> DATA FOR PROCESSING
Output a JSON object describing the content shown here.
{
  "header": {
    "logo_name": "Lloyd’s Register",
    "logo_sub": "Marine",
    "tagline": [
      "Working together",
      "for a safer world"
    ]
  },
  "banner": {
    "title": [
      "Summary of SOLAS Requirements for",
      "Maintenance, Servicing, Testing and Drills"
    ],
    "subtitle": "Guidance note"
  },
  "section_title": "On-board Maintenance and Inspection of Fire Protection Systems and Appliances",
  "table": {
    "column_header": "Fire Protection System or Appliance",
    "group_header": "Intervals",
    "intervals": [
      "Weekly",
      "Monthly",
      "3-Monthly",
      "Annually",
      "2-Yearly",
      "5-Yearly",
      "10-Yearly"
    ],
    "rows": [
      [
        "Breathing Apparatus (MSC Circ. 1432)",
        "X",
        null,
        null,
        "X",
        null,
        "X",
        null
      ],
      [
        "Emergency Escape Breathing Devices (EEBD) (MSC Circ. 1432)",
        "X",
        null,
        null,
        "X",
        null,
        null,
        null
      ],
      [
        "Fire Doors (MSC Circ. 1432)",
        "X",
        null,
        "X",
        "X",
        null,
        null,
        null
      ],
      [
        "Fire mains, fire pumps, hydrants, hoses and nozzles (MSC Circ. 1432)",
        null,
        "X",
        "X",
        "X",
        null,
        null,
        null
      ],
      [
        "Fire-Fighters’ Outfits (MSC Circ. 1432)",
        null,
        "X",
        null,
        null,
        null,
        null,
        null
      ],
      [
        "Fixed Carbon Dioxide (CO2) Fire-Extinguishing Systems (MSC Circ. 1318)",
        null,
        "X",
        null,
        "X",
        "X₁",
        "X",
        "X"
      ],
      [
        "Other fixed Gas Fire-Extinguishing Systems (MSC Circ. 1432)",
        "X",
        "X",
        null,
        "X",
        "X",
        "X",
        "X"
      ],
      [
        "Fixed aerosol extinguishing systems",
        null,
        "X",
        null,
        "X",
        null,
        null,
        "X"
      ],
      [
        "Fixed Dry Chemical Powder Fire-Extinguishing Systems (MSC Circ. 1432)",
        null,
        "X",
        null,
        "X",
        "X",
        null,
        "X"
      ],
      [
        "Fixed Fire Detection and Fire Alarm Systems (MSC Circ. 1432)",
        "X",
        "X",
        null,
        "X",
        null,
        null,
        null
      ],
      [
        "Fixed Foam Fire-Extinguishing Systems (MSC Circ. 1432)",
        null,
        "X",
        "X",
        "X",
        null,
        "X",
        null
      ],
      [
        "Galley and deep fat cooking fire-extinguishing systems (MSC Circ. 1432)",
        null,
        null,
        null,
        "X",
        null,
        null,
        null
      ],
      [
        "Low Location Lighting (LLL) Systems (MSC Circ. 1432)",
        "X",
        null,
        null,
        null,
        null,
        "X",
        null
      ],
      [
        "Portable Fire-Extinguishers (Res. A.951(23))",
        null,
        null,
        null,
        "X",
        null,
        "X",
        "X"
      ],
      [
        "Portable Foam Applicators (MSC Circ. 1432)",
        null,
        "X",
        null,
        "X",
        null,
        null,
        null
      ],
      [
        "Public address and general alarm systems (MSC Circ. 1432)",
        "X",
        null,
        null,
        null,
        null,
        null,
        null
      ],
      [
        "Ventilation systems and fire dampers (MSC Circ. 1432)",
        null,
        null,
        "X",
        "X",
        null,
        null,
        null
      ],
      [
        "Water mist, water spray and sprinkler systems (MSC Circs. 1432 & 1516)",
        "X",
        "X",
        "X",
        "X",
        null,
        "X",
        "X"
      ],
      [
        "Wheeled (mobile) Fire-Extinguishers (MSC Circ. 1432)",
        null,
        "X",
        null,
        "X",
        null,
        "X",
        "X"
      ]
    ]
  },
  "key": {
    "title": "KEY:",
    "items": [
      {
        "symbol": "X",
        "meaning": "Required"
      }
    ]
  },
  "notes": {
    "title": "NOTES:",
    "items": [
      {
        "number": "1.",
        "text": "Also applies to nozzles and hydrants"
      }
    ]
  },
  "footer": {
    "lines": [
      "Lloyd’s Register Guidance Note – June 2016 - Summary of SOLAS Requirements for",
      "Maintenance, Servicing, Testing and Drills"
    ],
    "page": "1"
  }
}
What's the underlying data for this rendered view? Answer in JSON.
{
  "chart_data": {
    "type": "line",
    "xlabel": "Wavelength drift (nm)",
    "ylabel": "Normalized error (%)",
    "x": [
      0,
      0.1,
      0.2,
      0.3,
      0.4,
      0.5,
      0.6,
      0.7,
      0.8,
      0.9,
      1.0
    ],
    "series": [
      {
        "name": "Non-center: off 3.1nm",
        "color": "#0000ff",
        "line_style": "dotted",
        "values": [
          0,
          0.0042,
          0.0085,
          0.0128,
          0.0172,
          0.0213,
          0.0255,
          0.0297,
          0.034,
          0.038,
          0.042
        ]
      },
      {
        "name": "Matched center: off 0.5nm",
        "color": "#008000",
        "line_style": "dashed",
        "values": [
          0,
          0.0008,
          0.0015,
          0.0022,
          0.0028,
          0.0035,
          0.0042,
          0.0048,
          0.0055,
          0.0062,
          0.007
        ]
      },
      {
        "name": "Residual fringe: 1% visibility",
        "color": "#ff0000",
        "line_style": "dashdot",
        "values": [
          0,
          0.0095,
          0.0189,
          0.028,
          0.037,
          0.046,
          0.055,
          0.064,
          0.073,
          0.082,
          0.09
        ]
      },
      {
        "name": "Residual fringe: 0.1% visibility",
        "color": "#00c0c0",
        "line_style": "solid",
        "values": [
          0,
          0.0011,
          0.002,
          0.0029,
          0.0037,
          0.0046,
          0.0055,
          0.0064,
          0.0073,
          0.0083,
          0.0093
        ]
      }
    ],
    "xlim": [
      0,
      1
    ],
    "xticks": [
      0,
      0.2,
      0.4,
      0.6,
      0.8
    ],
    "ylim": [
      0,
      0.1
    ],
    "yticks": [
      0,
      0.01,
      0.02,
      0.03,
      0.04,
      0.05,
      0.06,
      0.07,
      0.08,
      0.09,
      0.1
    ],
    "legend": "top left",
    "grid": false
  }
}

> INSTRUCTIONS FOR THE TASK
Return the listing above in its exact form.

> REPLY
Output a JSON object describing the content shown here.
{
  "header": {
    "logo_name": "Lloyd’s Register",
    "logo_sub": "Marine",
    "tagline": [
      "Working together",
      "for a safer world"
    ]
  },
  "banner": {
    "title": [
      "Summary of SOLAS Requirements for",
      "Maintenance, Servicing, Testing and Drills"
    ],
    "subtitle": "Guidance note"
  },
  "section_title": "On-board Maintenance and Inspection of Fire Protection Systems and Appliances",
  "table": {
    "column_header": "Fire Protection System or Appliance",
    "group_header": "Intervals",
    "intervals": [
      "Weekly",
      "Monthly",
      "3-Monthly",
      "Annually",
      "2-Yearly",
      "5-Yearly",
      "10-Yearly"
    ],
    "rows": [
      [
        "Breathing Apparatus (MSC Circ. 1432)",
        "X",
        null,
        null,
        "X",
        null,
        "X",
        null
      ],
      [
        "Emergency Escape Breathing Devices (EEBD) (MSC Circ. 1432)",
        "X",
        null,
        null,
        "X",
        null,
        null,
        null
      ],
      [
        "Fire Doors (MSC Circ. 1432)",
        "X",
        null,
        "X",
        "X",
        null,
        null,
        null
      ],
      [
        "Fire mains, fire pumps, hydrants, hoses and nozzles (MSC Circ. 1432)",
        null,
        "X",
        "X",
        "X",
        null,
        null,
        null
      ],
      [
        "Fire-Fighters’ Outfits (MSC Circ. 1432)",
        null,
        "X",
        null,
        null,
        null,
        null,
        null
      ],
      [
        "Fixed Carbon Dioxide (CO2) Fire-Extinguishing Systems (MSC Circ. 1318)",
        null,
        "X",
        null,
        "X",
        "X₁",
        "X",
        "X"
      ],
      [
        "Other fixed Gas Fire-Extinguishing Systems (MSC Circ. 1432)",
        "X",
        "X",
        null,
        "X",
        "X",
        "X",
        "X"
      ],
      [
        "Fixed aerosol extinguishing systems",
        null,
        "X",
        null,
        "X",
        null,
        null,
        "X"
      ],
      [
        "Fixed Dry Chemical Powder Fire-Extinguishing Systems (MSC Circ. 1432)",
        null,
        "X",
        null,
        "X",
        "X",
        null,
        "X"
      ],
      [
        "Fixed Fire Detection and Fire Alarm Systems (MSC Circ. 1432)",
        "X",
        "X",
        null,
        "X",
        null,
        null,
        null
      ],
      [
        "Fixed Foam Fire-Extinguishing Systems (MSC Circ. 1432)",
        null,
        "X",
        "X",
        "X",
        null,
        "X",
        null
      ],
      [
        "Galley and deep fat cooking fire-extinguishing systems (MSC Circ. 1432)",
        null,
        null,
        null,
        "X",
        null,
        null,
        null
      ],
      [
        "Low Location Lighting (LLL) Systems (MSC Circ. 1432)",
        "X",
        null,
        null,
        null,
        null,
        "X",
        null
      ],
      [
        "Portable Fire-Extinguishers (Res. A.951(23))",
        null,
        null,
        null,
        "X",
        null,
        "X",
        "X"
      ],
      [
        "Portable Foam Applicators (MSC Circ. 1432)",
        null,
        "X",
        null,
        "X",
        null,
        null,
        null
      ],
      [
        "Public address and general alarm systems (MSC Circ. 1432)",
        "X",
        null,
        null,
        null,
        null,
        null,
        null
      ],
      [
        "Ventilation systems and fire dampers (MSC Circ. 1432)",
        null,
        null,
        "X",
        "X",
        null,
        null,
        null
      ],
      [
        "Water mist, water spray and sprinkler systems (MSC Circs. 1432 & 1516)",
        "X",
        "X",
        "X",
        "X",
        null,
        "X",
        "X"
      ],
      [
        "Wheeled (mobile) Fire-Extinguishers (MSC Circ. 1432)",
        null,
        "X",
        null,
        "X",
        null,
        "X",
        "X"
      ]
    ]
  },
  "key": {
    "title": "KEY:",
    "items": [
      {
        "symbol": "X",
        "meaning": "Required"
      }
    ]
  },
  "notes": {
    "title": "NOTES:",
    "items": [
      {
        "number": "1.",
        "text": "Also applies to nozzles and hydrants"
      }
    ]
  },
  "footer": {
    "lines": [
      "Lloyd’s Register Guidance Note – June 2016 - Summary of SOLAS Requirements for",
      "Maintenance, Servicing, Testing and Drills"
    ],
    "page": "1"
  }
}
What's the underlying data for this rendered view? Answer in JSON.
{
  "chart_data": {
    "type": "line",
    "xlabel": "Wavelength drift (nm)",
    "ylabel": "Normalized error (%)",
    "x": [
      0,
      0.1,
      0.2,
      0.3,
      0.4,
      0.5,
      0.6,
      0.7,
      0.8,
      0.9,
      1.0
    ],
    "series": [
      {
        "name": "Non-center: off 3.1nm",
        "color": "#0000ff",
        "line_style": "dotted",
        "values": [
          0,
          0.0042,
          0.0085,
          0.0128,
          0.0172,
          0.0213,
          0.0255,
          0.0297,
          0.034,
          0.038,
          0.042
        ]
      },
      {
        "name": "Matched center: off 0.5nm",
        "color": "#008000",
        "line_style": "dashed",
        "values": [
          0,
          0.0008,
          0.0015,
          0.0022,
          0.0028,
          0.0035,
          0.0042,
          0.0048,
          0.0055,
          0.0062,
          0.007
        ]
      },
      {
        "name": "Residual fringe: 1% visibility",
        "color": "#ff0000",
        "line_style": "dashdot",
        "values": [
          0,
          0.0095,
          0.0189,
          0.028,
          0.037,
          0.046,
          0.055,
          0.064,
          0.073,
          0.082,
          0.09
        ]
      },
      {
        "name": "Residual fringe: 0.1% visibility",
        "color": "#00c0c0",
        "line_style": "solid",
        "values": [
          0,
          0.0011,
          0.002,
          0.0029,
          0.0037,
          0.0046,
          0.0055,
          0.0064,
          0.0073,
          0.0083,
          0.0093
        ]
      }
    ],
    "xlim": [
      0,
      1
    ],
    "xticks": [
      0,
      0.2,
      0.4,
      0.6,
      0.8
    ],
    "ylim": [
      0,
      0.1
    ],
    "yticks": [
      0,
      0.01,
      0.02,
      0.03,
      0.04,
      0.05,
      0.06,
      0.07,
      0.08,
      0.09,
      0.1
    ],
    "legend": "top left",
    "grid": false
  }
}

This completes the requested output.